## Exercise
Lines containing the word "两个确立" are the ones to copy from the records below.

##### Provided data

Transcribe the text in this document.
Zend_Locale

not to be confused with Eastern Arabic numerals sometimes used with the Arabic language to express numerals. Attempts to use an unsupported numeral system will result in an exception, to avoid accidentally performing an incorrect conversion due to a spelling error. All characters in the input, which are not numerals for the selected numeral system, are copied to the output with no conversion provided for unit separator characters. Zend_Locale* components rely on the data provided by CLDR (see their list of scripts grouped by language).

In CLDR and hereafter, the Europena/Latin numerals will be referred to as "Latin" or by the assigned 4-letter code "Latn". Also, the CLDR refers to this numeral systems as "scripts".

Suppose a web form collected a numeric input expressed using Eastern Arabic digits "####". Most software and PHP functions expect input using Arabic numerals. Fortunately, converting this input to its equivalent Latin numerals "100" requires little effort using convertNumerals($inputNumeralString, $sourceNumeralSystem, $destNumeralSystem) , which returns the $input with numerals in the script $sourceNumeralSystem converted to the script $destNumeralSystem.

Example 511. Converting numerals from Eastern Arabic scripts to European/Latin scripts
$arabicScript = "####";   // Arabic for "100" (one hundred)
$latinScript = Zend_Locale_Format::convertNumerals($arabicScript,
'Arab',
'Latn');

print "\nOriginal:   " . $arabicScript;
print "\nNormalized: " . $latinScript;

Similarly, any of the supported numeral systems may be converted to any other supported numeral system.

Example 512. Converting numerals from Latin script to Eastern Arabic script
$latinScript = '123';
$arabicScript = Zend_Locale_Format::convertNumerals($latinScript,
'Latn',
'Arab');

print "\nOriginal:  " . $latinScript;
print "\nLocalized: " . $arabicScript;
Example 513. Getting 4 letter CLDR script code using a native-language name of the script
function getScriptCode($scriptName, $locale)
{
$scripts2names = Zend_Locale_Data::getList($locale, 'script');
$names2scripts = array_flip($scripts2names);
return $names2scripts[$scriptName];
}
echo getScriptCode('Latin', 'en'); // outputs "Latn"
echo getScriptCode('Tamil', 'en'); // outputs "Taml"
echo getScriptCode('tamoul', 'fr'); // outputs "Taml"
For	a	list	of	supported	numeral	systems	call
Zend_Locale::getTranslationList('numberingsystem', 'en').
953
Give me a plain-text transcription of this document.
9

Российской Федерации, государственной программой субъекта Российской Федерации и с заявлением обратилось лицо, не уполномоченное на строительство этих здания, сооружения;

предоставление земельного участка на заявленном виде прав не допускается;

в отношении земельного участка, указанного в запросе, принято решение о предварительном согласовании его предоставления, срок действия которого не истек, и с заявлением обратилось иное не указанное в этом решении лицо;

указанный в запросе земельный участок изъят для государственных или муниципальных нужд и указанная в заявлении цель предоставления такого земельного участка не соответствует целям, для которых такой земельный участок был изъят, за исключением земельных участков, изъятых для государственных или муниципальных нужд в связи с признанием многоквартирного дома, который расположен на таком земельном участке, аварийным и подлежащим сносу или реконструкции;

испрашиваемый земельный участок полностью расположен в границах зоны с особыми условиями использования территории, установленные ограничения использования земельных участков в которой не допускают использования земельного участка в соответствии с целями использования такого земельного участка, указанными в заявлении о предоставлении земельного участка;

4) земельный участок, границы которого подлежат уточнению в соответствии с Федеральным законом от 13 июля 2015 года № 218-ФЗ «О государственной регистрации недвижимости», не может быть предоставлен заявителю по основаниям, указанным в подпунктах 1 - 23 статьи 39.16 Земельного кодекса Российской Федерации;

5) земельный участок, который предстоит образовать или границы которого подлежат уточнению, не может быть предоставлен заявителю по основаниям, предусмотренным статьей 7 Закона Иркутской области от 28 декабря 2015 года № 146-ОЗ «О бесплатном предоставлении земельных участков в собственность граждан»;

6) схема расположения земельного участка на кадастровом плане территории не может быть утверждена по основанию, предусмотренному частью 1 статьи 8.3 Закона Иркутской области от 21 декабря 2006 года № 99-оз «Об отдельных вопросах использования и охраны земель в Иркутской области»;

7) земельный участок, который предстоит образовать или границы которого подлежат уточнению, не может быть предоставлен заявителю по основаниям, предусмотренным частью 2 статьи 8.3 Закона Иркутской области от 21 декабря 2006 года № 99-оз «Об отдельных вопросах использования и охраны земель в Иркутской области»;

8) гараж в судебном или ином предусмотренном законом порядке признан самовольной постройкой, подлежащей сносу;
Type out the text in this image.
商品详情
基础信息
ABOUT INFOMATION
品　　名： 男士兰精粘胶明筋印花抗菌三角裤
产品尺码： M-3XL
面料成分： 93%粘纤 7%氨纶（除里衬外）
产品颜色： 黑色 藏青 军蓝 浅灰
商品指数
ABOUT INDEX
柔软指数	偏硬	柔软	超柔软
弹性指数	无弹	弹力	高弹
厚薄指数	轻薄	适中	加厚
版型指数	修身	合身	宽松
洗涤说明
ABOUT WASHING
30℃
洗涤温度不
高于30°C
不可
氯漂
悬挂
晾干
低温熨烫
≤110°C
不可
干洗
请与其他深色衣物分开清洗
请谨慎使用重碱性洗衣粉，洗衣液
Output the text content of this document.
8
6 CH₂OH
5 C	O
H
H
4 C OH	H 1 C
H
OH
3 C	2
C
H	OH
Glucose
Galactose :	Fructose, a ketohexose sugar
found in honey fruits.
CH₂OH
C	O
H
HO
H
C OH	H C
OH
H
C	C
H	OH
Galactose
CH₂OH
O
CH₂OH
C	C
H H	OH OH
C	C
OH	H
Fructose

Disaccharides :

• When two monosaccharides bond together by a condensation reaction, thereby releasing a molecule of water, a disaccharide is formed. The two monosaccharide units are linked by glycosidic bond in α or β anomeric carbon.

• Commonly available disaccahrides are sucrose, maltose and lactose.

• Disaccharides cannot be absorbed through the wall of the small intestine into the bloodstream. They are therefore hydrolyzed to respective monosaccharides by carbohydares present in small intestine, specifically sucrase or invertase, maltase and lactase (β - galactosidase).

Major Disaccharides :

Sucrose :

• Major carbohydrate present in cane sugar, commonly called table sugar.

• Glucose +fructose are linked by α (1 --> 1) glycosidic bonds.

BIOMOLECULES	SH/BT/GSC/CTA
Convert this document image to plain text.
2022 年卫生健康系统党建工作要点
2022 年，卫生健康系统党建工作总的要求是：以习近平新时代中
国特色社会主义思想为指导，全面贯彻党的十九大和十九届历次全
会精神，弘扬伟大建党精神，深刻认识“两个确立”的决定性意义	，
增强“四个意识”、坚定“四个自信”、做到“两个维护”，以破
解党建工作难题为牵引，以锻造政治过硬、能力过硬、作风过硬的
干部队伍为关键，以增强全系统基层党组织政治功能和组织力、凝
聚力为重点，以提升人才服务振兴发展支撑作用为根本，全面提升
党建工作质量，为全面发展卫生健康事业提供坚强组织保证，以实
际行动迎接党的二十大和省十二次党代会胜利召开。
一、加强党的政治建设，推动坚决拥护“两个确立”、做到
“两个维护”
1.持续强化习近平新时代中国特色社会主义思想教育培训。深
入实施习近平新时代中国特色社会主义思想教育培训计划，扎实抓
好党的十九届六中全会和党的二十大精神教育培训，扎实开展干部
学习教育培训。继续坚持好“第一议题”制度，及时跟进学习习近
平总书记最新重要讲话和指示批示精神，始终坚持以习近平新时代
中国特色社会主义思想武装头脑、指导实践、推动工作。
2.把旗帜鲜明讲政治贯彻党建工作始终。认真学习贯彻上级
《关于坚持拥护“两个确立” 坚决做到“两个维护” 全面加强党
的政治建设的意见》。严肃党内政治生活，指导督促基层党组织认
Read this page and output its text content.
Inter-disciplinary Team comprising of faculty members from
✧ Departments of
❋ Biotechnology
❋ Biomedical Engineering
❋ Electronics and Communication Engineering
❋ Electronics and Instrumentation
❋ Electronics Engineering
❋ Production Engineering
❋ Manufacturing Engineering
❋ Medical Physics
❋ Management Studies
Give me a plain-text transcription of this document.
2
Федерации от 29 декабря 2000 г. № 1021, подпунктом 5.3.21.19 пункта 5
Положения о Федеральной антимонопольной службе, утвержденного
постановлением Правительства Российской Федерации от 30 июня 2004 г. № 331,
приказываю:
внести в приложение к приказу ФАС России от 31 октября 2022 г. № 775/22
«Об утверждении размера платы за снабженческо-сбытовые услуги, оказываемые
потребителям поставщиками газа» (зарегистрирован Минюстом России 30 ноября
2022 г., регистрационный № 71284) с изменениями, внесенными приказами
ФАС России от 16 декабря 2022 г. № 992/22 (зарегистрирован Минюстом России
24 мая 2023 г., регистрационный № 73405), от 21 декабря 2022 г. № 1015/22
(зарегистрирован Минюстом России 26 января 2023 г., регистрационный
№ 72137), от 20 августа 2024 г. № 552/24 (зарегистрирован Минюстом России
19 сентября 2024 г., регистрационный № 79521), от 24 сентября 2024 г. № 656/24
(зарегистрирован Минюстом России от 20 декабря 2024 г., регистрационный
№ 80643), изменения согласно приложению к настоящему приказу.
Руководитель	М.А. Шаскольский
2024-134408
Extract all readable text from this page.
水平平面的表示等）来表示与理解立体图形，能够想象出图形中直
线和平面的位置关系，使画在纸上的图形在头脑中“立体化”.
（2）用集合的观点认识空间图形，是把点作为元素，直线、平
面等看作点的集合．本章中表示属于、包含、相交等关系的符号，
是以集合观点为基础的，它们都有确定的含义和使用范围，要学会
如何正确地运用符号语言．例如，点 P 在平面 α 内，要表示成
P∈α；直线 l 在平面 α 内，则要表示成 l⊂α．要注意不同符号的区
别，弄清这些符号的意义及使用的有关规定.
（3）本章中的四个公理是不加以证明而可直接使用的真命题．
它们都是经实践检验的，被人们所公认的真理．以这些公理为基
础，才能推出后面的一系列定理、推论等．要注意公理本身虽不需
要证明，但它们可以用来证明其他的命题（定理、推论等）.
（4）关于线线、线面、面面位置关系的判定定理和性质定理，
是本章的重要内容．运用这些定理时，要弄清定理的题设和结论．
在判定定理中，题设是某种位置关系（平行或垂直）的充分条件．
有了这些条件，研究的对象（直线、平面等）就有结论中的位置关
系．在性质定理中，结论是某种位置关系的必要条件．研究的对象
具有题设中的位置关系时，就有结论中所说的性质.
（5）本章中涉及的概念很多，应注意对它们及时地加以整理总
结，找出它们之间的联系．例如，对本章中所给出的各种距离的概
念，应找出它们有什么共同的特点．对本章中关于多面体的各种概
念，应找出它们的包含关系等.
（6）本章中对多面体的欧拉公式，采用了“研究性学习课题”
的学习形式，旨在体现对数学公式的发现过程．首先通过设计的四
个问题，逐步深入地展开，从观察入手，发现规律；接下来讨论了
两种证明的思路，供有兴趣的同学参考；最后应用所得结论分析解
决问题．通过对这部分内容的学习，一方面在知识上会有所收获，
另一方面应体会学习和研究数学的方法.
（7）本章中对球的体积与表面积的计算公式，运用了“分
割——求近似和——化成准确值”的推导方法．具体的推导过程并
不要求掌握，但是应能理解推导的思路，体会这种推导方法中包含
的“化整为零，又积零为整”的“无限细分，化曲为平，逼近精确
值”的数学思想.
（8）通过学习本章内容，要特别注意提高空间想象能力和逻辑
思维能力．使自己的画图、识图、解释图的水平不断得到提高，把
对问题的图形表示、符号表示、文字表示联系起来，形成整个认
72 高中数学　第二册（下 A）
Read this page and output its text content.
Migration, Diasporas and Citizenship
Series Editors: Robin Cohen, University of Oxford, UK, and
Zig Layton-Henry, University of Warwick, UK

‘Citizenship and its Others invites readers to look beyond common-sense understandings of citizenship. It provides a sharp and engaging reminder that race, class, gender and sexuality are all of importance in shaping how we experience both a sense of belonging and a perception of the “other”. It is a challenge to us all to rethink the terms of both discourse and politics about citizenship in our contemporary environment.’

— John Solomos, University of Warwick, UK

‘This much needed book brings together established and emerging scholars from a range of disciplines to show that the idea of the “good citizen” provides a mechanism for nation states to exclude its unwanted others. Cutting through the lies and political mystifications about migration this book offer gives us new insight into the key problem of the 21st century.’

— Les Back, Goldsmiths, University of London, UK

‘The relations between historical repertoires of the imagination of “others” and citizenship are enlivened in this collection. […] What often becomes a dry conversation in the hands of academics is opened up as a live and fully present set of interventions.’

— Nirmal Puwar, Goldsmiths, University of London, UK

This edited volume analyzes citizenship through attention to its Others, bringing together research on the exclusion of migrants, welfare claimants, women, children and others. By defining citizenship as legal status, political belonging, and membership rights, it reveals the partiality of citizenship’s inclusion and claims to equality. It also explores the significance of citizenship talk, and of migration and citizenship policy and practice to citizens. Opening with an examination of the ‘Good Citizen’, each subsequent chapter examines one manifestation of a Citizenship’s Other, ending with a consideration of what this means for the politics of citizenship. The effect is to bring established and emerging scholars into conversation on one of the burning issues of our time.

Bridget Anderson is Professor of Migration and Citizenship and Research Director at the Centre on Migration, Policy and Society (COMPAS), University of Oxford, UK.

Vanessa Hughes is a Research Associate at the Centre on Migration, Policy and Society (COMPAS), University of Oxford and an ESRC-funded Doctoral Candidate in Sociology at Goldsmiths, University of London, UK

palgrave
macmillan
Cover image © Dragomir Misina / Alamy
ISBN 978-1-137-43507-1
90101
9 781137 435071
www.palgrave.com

##########

## Worked answer
会精神，弘扬伟大建党精神，深刻认识“两个确立”的决定性意义	，
一、加强党的政治建设，推动坚决拥护“两个确立”、做到
《关于坚持拥护“两个确立” 坚决做到“两个维护” 全面加强党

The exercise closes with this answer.